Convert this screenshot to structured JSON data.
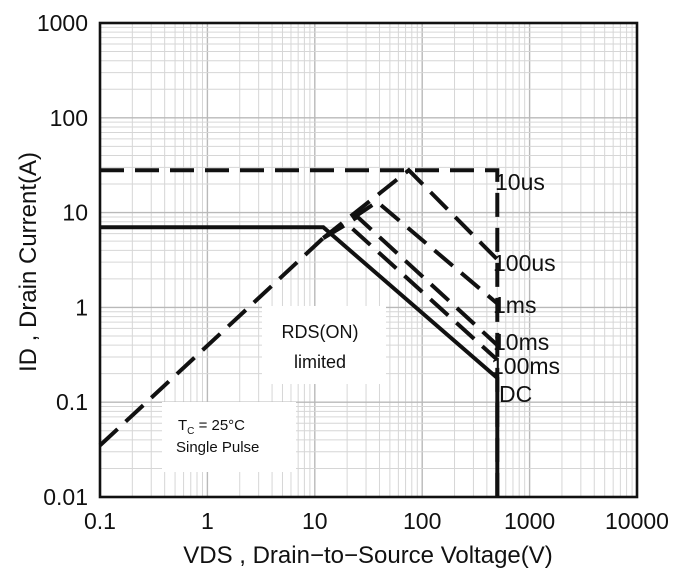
{
  "chart_data": {
    "type": "line",
    "title": "",
    "xlabel": "VDS , Drain−to−Source Voltage(V)",
    "ylabel": "ID , Drain Current(A)",
    "xscale": "log",
    "yscale": "log",
    "xlim": [
      0.1,
      10000
    ],
    "ylim": [
      0.01,
      1000
    ],
    "grid": true,
    "x_tick_labels": [
      "0.1",
      "1",
      "10",
      "100",
      "1000",
      "10000"
    ],
    "y_tick_labels": [
      "0.01",
      "0.1",
      "1",
      "10",
      "100",
      "1000"
    ],
    "series": [
      {
        "name": "10us",
        "style": "dashed",
        "x": [
          0.1,
          500,
          500
        ],
        "y": [
          28,
          28,
          0.01
        ]
      },
      {
        "name": "100us",
        "style": "dashed",
        "x": [
          12,
          75,
          500
        ],
        "y": [
          5.4,
          28,
          3.2
        ]
      },
      {
        "name": "1ms",
        "style": "dashed",
        "x": [
          12,
          38,
          500
        ],
        "y": [
          5.4,
          13,
          1.1
        ]
      },
      {
        "name": "10ms",
        "style": "dashed",
        "x": [
          12,
          25,
          500
        ],
        "y": [
          5.4,
          9,
          0.4
        ]
      },
      {
        "name": "100ms",
        "style": "dashed",
        "x": [
          12,
          20,
          500
        ],
        "y": [
          5.4,
          7.6,
          0.28
        ]
      },
      {
        "name": "DC",
        "style": "solid",
        "x": [
          0.1,
          12,
          500,
          500
        ],
        "y": [
          7,
          7,
          0.18,
          0.01
        ]
      },
      {
        "name": "RDS(ON) limited",
        "style": "dashed",
        "x": [
          0.1,
          12
        ],
        "y": [
          0.035,
          5.4
        ]
      }
    ],
    "annotations": {
      "rds": [
        "RDS(ON)",
        "limited"
      ],
      "conditions": {
        "tc_symbol": "T",
        "tc_sub": "C",
        "tc_value": " = 25°C",
        "pulse": "Single Pulse"
      }
    },
    "colors": {
      "line": "#111111",
      "grid_major": "#b9b9b9",
      "grid_minor": "#d6d6d6",
      "background": "#ffffff"
    }
  }
}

===============

## Task requirements
Reproduce the records above exactly, leaving out every picture they contain.

## Right answer
Convert this screenshot to structured JSON data.
{
  "chart_data": {
    "type": "line",
    "title": "",
    "xlabel": "VDS , Drain−to−Source Voltage(V)",
    "ylabel": "ID , Drain Current(A)",
    "xscale": "log",
    "yscale": "log",
    "xlim": [
      0.1,
      10000
    ],
    "ylim": [
      0.01,
      1000
    ],
    "grid": true,
    "x_tick_labels": [
      "0.1",
      "1",
      "10",
      "100",
      "1000",
      "10000"
    ],
    "y_tick_labels": [
      "0.01",
      "0.1",
      "1",
      "10",
      "100",
      "1000"
    ],
    "series": [
      {
        "name": "10us",
        "style": "dashed",
        "x": [
          0.1,
          500,
          500
        ],
        "y": [
          28,
          28,
          0.01
        ]
      },
      {
        "name": "100us",
        "style": "dashed",
        "x": [
          12,
          75,
          500
        ],
        "y": [
          5.4,
          28,
          3.2
        ]
      },
      {
        "name": "1ms",
        "style": "dashed",
        "x": [
          12,
          38,
          500
        ],
        "y": [
          5.4,
          13,
          1.1
        ]
      },
      {
        "name": "10ms",
        "style": "dashed",
        "x": [
          12,
          25,
          500
        ],
        "y": [
          5.4,
          9,
          0.4
        ]
      },
      {
        "name": "100ms",
        "style": "dashed",
        "x": [
          12,
          20,
          500
        ],
        "y": [
          5.4,
          7.6,
          0.28
        ]
      },
      {
        "name": "DC",
        "style": "solid",
        "x": [
          0.1,
          12,
          500,
          500
        ],
        "y": [
          7,
          7,
          0.18,
          0.01
        ]
      },
      {
        "name": "RDS(ON) limited",
        "style": "dashed",
        "x": [
          0.1,
          12
        ],
        "y": [
          0.035,
          5.4
        ]
      }
    ],
    "annotations": {
      "rds": [
        "RDS(ON)",
        "limited"
      ],
      "conditions": {
        "tc_symbol": "T",
        "tc_sub": "C",
        "tc_value": " = 25°C",
        "pulse": "Single Pulse"
      }
    },
    "colors": {
      "line": "#111111",
      "grid_major": "#b9b9b9",
      "grid_minor": "#d6d6d6",
      "background": "#ffffff"
    }
  }
}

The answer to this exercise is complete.